#### [Task to complete]
Write every record out again exactly as given.

(Recorded data)
════════
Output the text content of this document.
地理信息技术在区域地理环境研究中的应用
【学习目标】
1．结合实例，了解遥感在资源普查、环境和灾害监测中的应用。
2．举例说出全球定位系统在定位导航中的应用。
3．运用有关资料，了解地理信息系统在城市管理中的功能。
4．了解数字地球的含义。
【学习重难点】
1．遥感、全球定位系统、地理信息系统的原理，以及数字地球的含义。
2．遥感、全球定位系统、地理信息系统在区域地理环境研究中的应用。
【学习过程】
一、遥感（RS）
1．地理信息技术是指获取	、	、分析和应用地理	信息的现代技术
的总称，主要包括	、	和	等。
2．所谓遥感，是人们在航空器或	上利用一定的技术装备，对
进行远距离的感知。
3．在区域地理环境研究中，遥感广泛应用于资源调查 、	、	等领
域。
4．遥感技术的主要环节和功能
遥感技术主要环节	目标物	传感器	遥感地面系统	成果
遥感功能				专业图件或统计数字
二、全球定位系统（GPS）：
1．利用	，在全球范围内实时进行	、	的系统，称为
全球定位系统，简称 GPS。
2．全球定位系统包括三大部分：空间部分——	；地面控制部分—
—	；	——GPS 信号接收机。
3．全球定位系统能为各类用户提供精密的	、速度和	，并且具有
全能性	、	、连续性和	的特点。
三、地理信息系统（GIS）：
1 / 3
════════
#### [Solution to this problem]
Output the text content of this document.
地理信息技术在区域地理环境研究中的应用
【学习目标】
1．结合实例，了解遥感在资源普查、环境和灾害监测中的应用。
2．举例说出全球定位系统在定位导航中的应用。
3．运用有关资料，了解地理信息系统在城市管理中的功能。
4．了解数字地球的含义。
【学习重难点】
1．遥感、全球定位系统、地理信息系统的原理，以及数字地球的含义。
2．遥感、全球定位系统、地理信息系统在区域地理环境研究中的应用。
【学习过程】
一、遥感（RS）
1．地理信息技术是指获取	、	、分析和应用地理	信息的现代技术
的总称，主要包括	、	和	等。
2．所谓遥感，是人们在航空器或	上利用一定的技术装备，对
进行远距离的感知。
3．在区域地理环境研究中，遥感广泛应用于资源调查 、	、	等领
域。
4．遥感技术的主要环节和功能
遥感技术主要环节	目标物	传感器	遥感地面系统	成果
遥感功能				专业图件或统计数字
二、全球定位系统（GPS）：
1．利用	，在全球范围内实时进行	、	的系统，称为
全球定位系统，简称 GPS。
2．全球定位系统包括三大部分：空间部分——	；地面控制部分—
—	；	——GPS 信号接收机。
3．全球定位系统能为各类用户提供精密的	、速度和	，并且具有
全能性	、	、连续性和	的特点。
三、地理信息系统（GIS）：
1 / 3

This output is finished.